> [Exercise] Among the lines below, list those containing the string "Point".

> [Data for processing]

____________________

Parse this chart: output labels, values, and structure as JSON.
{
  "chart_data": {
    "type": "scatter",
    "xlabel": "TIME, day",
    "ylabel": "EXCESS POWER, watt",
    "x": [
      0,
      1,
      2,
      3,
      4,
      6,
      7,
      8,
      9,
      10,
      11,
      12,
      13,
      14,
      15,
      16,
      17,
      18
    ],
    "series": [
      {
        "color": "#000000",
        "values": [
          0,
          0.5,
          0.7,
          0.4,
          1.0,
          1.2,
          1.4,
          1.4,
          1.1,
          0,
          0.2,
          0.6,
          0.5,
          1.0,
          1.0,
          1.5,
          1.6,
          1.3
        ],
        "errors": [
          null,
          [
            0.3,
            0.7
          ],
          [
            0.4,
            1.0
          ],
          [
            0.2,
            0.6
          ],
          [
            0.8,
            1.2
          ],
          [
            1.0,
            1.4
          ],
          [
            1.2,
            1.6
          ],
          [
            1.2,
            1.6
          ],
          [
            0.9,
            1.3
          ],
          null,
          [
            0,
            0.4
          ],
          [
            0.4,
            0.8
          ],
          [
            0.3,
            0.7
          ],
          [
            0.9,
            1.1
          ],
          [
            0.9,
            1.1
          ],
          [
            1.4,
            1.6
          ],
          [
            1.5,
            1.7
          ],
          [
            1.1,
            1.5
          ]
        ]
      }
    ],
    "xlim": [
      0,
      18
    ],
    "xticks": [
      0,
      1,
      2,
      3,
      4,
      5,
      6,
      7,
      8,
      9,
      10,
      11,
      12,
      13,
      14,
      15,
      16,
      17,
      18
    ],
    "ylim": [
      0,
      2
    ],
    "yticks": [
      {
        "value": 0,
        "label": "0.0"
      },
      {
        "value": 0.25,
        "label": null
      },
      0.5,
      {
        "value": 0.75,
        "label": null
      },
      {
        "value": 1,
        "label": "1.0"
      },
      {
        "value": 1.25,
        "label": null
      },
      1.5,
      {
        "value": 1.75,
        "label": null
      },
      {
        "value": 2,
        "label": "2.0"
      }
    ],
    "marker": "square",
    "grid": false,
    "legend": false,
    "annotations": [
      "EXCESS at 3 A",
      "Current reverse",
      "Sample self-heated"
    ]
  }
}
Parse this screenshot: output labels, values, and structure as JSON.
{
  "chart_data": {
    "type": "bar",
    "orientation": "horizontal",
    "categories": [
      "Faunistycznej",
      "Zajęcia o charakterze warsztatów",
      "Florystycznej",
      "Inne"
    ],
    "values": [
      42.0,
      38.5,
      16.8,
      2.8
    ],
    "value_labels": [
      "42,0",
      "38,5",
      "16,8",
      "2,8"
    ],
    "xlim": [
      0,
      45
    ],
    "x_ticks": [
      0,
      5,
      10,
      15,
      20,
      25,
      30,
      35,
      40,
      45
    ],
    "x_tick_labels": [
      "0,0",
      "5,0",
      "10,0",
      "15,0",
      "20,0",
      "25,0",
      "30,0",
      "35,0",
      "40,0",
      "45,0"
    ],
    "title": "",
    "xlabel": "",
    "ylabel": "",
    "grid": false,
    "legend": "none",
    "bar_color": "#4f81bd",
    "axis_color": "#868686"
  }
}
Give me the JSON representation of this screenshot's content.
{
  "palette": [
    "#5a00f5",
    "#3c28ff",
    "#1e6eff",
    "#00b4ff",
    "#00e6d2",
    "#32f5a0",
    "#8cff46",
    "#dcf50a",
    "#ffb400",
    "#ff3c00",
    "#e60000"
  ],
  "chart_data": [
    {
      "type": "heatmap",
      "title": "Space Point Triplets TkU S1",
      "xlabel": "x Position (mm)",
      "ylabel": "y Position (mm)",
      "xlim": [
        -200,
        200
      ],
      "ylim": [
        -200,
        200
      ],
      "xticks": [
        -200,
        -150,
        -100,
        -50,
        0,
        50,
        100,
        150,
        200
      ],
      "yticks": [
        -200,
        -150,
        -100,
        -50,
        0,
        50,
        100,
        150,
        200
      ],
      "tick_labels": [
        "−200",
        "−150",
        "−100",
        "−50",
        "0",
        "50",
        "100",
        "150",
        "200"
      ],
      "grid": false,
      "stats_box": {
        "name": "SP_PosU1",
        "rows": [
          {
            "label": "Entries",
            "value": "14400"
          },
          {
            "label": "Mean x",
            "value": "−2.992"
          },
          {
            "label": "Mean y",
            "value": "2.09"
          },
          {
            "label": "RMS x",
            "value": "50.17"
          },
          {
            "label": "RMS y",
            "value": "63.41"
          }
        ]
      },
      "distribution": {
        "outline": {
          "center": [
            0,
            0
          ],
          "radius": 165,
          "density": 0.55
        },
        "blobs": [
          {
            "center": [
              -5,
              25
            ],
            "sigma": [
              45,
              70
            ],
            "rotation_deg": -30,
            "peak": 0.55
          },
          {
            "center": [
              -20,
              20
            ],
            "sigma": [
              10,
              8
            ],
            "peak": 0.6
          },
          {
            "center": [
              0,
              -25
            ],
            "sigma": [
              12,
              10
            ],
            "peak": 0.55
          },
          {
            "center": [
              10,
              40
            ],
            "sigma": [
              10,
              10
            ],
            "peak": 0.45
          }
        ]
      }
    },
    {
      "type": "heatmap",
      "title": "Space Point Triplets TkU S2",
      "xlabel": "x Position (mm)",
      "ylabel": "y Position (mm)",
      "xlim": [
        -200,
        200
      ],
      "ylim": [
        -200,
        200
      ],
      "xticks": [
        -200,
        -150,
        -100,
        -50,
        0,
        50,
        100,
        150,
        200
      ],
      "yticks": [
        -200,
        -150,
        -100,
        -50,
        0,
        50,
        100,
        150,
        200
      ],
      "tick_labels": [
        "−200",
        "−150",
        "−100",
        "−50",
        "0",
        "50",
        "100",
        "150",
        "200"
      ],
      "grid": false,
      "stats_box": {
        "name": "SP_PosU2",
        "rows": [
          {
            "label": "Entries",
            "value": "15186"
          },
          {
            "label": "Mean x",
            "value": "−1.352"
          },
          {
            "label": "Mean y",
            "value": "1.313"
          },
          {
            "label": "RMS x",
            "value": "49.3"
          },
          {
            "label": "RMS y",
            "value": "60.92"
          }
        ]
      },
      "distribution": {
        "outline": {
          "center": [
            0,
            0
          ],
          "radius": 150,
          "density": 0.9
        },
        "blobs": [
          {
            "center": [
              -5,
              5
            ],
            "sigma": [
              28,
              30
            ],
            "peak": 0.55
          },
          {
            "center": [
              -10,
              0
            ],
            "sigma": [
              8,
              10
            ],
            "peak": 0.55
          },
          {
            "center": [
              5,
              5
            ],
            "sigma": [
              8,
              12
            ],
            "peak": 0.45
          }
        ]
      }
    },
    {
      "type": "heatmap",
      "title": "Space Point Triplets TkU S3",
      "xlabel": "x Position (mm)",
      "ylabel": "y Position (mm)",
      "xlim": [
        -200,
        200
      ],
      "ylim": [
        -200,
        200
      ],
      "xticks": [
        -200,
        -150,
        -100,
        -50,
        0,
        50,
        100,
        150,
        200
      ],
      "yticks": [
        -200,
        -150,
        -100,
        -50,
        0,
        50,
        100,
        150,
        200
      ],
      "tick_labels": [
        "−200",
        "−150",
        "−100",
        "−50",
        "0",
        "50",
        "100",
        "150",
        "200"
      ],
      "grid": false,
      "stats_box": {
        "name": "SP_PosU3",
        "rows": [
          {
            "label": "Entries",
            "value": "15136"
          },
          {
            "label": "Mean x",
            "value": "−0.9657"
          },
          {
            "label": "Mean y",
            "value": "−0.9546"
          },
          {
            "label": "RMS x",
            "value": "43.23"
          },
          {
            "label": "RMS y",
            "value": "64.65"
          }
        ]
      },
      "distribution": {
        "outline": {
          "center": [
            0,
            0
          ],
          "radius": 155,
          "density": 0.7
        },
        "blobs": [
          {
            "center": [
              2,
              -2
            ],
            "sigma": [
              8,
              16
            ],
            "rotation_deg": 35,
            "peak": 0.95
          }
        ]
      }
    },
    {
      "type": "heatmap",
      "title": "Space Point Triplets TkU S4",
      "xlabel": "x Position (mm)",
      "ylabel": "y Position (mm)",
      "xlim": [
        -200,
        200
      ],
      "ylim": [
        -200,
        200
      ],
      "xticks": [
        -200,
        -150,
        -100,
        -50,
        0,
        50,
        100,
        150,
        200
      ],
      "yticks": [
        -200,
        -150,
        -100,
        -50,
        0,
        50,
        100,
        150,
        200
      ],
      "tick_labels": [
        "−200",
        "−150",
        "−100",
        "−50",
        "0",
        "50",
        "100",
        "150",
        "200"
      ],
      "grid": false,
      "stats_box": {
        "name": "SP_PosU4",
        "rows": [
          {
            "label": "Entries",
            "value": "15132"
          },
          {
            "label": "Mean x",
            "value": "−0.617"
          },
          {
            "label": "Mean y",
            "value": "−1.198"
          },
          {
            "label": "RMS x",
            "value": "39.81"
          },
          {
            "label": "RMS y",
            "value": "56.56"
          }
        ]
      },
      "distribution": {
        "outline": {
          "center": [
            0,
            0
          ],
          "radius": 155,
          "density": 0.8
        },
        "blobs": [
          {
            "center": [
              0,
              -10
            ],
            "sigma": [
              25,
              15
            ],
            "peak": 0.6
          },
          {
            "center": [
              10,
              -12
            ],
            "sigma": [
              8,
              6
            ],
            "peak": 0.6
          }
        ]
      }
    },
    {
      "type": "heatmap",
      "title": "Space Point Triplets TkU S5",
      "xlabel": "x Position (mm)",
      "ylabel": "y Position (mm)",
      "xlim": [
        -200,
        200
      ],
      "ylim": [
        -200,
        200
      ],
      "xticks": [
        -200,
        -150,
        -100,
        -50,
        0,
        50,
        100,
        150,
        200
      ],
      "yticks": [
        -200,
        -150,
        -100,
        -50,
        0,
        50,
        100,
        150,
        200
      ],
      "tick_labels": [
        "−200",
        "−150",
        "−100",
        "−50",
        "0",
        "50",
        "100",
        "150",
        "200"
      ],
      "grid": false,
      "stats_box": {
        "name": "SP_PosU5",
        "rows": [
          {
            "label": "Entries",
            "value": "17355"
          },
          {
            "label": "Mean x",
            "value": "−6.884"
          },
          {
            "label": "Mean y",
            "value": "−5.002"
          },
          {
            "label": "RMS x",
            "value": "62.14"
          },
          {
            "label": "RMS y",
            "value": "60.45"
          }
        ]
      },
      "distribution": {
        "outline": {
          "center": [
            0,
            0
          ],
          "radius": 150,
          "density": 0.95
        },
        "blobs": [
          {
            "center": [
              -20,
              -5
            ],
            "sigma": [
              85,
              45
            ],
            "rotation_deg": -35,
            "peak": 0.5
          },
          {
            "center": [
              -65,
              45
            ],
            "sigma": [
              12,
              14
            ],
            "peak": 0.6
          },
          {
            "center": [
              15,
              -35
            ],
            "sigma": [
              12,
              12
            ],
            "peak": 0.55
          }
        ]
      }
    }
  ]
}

____________________

> [Output for this task]
      "title": "Space Point Triplets TkU S1",
      "title": "Space Point Triplets TkU S2",
      "title": "Space Point Triplets TkU S3",
      "title": "Space Point Triplets TkU S4",
      "title": "Space Point Triplets TkU S5",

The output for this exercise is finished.